## Given request
From the entries below, extract every line that includes the word "models".

(Figure collection entries)

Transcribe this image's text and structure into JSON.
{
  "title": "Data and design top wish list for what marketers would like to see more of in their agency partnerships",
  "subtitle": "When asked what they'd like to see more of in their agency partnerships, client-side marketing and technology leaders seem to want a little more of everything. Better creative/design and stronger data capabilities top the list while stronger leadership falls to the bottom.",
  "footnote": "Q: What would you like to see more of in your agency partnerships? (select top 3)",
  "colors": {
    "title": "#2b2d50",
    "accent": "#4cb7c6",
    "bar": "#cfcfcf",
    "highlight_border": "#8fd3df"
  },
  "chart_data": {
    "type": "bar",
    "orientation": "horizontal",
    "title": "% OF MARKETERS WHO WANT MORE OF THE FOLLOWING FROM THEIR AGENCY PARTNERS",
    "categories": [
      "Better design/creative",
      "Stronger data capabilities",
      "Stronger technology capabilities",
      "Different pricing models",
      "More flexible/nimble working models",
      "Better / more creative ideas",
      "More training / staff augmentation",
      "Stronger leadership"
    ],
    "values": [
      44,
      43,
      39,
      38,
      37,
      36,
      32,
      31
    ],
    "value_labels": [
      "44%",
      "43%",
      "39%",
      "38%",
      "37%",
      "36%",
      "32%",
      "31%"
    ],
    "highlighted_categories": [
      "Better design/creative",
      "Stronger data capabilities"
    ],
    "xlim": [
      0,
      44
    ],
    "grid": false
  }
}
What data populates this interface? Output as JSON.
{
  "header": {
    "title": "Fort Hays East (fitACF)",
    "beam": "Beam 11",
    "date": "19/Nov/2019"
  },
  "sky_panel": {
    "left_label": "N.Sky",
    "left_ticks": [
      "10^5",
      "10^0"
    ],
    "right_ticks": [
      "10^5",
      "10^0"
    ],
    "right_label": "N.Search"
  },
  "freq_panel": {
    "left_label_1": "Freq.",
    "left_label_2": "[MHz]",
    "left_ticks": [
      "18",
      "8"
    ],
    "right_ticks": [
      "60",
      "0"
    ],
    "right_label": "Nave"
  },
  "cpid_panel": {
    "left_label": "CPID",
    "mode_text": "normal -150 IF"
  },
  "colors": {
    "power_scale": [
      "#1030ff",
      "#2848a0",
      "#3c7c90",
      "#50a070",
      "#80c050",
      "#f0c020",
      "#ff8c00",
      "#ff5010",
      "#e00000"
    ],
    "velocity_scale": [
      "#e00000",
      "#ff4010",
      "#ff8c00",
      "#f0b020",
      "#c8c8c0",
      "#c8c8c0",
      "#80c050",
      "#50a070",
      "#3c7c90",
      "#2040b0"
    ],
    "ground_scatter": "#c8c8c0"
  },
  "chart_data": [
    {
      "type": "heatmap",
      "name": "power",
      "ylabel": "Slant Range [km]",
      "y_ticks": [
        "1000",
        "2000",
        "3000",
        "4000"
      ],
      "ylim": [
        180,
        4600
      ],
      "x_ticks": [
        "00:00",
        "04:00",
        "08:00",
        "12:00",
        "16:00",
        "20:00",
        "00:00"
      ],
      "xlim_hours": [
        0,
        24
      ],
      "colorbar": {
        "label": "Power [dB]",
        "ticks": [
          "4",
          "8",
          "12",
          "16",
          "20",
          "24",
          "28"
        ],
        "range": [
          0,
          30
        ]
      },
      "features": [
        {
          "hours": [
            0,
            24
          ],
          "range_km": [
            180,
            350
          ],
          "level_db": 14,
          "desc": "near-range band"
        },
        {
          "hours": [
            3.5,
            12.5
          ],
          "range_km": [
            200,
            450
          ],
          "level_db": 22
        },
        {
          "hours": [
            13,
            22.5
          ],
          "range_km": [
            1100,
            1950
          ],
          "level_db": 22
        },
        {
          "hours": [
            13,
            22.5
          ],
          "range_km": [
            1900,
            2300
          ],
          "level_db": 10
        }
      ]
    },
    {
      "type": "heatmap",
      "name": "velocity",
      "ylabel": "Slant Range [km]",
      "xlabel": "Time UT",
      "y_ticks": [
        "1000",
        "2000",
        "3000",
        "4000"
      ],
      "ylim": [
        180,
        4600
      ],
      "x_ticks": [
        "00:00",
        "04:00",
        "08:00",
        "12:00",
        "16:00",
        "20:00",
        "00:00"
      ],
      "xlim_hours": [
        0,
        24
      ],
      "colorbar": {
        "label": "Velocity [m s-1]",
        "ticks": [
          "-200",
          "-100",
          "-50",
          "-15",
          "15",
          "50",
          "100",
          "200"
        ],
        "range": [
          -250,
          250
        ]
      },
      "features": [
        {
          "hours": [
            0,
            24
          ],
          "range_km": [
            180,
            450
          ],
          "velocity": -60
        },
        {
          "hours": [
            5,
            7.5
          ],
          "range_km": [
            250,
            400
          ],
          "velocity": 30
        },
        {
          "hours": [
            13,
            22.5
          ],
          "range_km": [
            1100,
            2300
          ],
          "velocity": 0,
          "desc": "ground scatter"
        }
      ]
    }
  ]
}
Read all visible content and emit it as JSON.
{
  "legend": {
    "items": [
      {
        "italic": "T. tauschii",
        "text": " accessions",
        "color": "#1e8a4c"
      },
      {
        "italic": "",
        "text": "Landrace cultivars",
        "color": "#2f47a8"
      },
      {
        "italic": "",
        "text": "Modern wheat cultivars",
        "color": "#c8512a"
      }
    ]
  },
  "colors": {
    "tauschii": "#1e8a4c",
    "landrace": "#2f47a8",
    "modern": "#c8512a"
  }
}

## The answer
      "Different pricing models",
      "More flexible/nimble working models",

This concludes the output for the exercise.